● **WRITTEN REQUEST**: Pick out all lines of the entries that include the word "this" and copy them.

● **DATA EXTRACT**:

....

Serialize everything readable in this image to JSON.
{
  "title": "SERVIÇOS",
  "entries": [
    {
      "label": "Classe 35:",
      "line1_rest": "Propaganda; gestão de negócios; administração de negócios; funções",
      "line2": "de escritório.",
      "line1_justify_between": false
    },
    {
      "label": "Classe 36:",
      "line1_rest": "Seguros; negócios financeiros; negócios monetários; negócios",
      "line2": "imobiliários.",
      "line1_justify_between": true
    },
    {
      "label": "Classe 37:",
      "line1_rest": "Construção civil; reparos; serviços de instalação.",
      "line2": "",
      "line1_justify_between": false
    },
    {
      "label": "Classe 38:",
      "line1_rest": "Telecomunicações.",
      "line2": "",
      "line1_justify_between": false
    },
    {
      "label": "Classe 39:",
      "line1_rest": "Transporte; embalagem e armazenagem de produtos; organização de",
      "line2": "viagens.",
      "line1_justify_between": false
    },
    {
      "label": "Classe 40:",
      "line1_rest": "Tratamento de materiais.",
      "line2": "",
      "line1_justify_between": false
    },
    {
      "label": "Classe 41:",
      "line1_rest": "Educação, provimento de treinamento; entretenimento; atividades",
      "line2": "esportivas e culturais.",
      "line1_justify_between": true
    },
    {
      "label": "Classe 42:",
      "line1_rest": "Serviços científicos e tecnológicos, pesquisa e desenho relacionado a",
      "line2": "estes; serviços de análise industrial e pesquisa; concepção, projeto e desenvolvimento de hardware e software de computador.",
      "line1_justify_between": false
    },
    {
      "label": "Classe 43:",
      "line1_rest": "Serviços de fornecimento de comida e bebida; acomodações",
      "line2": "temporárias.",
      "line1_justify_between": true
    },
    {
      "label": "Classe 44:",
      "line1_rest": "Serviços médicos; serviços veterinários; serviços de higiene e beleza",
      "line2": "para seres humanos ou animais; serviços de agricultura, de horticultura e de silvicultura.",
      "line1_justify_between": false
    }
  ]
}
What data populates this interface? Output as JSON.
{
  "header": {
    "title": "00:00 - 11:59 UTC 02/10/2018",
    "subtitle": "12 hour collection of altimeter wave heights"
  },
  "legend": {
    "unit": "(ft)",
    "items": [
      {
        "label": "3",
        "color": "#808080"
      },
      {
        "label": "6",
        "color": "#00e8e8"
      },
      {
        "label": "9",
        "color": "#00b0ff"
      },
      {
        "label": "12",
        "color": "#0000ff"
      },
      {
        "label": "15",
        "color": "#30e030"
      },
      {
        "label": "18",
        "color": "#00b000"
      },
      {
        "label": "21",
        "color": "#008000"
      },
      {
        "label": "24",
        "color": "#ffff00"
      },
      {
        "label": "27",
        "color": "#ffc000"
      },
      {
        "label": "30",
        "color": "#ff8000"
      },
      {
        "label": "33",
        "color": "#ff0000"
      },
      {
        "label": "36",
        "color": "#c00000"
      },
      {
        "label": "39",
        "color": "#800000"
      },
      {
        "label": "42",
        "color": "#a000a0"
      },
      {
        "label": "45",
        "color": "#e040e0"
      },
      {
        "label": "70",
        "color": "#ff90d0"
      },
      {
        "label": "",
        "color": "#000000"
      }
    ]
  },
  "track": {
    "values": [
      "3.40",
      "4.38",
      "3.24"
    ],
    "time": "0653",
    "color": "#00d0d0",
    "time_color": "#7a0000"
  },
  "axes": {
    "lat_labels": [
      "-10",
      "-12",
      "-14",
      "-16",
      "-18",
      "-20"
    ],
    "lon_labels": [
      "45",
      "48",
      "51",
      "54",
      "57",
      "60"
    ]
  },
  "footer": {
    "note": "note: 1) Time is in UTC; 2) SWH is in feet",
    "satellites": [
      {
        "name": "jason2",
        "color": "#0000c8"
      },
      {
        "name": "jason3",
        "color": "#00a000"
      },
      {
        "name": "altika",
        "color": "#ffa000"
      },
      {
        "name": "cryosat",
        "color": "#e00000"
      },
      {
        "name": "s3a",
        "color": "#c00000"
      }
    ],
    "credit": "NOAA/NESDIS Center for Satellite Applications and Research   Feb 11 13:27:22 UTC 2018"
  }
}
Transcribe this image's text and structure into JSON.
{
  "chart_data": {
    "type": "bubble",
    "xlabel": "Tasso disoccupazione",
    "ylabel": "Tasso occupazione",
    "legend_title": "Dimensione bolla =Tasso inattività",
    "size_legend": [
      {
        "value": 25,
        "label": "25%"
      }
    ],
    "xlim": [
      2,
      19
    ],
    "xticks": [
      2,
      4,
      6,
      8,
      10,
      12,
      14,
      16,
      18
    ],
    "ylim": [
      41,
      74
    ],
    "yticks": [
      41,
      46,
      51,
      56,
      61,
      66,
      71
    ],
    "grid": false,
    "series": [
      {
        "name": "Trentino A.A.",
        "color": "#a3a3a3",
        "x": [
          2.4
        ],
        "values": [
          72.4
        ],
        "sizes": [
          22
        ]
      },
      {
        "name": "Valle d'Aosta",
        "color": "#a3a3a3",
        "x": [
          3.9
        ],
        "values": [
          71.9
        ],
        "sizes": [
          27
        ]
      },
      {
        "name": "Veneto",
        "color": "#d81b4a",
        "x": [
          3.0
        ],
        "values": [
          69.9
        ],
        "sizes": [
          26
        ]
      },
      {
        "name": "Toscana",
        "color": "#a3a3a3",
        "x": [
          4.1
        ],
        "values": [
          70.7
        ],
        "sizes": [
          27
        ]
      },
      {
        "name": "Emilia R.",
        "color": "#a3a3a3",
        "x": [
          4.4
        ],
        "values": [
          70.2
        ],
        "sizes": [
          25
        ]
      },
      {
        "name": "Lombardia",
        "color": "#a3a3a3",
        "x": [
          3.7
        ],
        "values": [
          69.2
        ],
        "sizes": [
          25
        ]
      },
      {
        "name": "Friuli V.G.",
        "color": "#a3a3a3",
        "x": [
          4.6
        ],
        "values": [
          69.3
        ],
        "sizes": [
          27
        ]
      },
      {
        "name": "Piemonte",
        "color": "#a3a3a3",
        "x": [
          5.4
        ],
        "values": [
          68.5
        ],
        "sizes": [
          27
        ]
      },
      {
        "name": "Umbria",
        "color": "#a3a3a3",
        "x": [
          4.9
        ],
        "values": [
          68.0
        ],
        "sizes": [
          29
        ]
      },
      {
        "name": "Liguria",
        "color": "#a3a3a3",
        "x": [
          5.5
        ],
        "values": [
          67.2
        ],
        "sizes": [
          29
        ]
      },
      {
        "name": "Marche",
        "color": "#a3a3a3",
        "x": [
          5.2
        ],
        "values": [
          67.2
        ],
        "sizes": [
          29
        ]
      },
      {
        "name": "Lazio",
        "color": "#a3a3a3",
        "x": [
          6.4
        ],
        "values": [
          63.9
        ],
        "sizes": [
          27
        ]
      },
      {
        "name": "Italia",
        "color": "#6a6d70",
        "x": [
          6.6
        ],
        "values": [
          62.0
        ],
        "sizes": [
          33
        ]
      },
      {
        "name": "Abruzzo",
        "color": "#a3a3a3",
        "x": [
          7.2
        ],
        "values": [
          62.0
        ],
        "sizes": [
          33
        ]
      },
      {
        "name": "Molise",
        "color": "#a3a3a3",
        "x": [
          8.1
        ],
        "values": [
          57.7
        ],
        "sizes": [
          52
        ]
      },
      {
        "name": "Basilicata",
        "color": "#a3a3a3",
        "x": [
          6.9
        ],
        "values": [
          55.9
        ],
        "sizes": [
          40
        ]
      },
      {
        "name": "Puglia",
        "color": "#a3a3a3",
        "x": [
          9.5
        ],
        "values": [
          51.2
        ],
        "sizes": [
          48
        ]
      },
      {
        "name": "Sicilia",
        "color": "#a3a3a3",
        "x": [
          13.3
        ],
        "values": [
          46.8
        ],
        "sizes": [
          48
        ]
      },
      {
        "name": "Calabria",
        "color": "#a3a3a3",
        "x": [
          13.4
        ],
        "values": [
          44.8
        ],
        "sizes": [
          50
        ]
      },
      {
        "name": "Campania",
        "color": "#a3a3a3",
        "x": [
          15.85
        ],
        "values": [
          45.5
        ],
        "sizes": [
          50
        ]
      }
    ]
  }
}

....

● **PROBLEM SOLUTION**:
Serialize everything readable in this image to JSON.
What data populates this interface? Output as JSON.
Transcribe this image's text and structure into JSON.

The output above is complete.